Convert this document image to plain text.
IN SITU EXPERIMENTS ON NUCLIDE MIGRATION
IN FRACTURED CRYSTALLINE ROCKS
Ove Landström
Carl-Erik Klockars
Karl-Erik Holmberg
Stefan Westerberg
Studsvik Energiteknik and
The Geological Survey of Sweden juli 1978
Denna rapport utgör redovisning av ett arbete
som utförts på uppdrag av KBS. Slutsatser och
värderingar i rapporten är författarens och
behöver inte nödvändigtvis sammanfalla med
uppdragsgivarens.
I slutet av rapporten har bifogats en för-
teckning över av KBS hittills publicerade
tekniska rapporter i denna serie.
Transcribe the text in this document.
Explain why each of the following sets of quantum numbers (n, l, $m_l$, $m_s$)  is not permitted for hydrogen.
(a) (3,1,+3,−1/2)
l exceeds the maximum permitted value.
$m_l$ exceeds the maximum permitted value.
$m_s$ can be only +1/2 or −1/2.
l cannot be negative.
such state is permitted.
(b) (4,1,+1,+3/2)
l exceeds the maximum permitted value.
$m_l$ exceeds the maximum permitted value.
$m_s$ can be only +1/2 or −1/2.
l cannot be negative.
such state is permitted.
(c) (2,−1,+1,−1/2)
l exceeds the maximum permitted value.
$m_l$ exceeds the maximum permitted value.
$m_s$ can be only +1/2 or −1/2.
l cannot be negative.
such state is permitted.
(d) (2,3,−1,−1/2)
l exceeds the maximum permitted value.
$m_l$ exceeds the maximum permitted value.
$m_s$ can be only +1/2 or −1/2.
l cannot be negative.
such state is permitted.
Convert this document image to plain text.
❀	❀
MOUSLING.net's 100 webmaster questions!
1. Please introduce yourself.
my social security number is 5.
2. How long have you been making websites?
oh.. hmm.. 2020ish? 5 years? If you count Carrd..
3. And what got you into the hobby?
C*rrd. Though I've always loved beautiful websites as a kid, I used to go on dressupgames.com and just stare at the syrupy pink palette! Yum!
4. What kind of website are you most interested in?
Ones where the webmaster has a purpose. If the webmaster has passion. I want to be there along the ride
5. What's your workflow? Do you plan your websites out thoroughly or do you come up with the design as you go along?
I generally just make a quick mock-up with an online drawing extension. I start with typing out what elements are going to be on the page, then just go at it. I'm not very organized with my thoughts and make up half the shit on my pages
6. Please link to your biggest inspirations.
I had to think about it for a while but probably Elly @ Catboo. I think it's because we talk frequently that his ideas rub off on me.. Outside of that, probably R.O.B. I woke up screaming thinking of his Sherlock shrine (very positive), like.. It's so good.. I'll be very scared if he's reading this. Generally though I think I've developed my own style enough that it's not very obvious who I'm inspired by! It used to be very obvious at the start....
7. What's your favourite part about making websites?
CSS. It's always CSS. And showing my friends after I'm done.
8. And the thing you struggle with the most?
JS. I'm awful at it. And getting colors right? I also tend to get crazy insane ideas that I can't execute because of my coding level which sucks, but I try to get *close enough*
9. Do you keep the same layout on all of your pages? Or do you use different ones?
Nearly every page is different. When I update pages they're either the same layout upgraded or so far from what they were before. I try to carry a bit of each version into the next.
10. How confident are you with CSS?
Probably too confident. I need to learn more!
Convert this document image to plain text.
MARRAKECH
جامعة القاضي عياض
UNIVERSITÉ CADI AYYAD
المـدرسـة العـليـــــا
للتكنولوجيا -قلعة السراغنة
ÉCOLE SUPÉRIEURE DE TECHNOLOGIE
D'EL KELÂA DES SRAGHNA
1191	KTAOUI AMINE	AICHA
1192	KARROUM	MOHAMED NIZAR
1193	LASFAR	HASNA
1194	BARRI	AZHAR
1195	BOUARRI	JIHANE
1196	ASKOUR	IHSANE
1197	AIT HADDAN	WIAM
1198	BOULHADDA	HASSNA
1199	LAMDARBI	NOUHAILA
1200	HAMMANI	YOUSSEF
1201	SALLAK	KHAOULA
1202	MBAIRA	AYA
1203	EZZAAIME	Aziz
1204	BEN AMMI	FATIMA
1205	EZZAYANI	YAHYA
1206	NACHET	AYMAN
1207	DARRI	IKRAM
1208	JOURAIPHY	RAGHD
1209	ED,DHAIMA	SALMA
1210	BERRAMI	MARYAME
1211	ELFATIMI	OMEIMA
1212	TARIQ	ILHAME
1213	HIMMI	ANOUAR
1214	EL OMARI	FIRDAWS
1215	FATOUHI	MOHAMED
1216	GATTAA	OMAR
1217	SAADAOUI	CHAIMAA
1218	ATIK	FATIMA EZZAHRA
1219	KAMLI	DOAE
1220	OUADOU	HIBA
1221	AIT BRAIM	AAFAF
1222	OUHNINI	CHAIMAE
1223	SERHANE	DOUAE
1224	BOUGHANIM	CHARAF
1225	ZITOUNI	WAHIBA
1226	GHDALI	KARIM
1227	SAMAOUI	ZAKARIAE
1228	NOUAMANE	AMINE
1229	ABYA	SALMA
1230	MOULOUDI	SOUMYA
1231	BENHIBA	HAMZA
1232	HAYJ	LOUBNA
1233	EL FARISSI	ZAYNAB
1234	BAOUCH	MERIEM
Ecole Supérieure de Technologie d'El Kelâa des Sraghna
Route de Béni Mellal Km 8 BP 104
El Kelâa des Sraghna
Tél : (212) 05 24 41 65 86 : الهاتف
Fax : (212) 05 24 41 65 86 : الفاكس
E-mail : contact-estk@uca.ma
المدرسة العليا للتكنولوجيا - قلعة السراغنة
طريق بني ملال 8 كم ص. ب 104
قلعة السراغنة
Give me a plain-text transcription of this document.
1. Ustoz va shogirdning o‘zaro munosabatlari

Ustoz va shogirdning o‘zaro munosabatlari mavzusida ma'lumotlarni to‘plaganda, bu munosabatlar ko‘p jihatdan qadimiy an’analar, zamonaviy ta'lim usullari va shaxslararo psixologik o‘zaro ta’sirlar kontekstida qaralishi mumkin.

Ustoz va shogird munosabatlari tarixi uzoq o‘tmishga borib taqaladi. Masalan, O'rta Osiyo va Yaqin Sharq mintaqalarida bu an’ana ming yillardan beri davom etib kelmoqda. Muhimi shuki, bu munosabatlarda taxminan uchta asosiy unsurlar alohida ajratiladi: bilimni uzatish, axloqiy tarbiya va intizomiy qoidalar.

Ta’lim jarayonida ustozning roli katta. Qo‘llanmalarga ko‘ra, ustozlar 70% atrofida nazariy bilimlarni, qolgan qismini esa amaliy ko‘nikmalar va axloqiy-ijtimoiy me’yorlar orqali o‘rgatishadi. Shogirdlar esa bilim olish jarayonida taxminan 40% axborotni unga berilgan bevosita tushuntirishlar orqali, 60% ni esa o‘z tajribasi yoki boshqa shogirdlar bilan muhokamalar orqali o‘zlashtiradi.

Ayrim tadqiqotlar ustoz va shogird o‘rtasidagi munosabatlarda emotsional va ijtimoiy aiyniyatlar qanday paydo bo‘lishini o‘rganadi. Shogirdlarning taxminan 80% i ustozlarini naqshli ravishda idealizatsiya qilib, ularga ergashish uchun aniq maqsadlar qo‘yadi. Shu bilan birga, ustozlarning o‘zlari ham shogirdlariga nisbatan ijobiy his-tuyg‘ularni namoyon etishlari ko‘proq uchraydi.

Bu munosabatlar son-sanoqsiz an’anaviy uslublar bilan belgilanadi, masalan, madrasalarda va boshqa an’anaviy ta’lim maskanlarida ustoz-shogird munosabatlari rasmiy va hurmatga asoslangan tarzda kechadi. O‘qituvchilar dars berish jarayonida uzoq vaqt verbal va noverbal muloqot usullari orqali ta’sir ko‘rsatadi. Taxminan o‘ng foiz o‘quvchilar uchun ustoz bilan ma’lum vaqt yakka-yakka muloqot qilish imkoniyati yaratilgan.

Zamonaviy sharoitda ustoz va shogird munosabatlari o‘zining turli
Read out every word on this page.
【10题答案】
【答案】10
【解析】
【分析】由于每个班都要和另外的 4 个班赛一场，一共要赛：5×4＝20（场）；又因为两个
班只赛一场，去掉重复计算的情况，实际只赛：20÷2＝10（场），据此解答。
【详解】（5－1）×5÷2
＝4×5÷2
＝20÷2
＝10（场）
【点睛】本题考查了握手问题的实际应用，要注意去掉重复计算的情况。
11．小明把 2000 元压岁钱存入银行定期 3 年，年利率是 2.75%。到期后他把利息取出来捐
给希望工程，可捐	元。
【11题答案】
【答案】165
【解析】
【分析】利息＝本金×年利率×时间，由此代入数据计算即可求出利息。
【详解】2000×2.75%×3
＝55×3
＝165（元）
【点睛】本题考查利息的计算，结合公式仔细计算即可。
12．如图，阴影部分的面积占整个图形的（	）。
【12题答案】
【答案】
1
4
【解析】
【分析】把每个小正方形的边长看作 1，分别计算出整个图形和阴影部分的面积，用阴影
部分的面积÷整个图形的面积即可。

....

* [PROBLEM]: Look through the listing and extract every line with "webmaster" in it.

* [RESPONSE]:
MOUSLING.net's 100 webmaster questions!
Ones where the webmaster has a purpose. If the webmaster has passion. I want to be there along the ride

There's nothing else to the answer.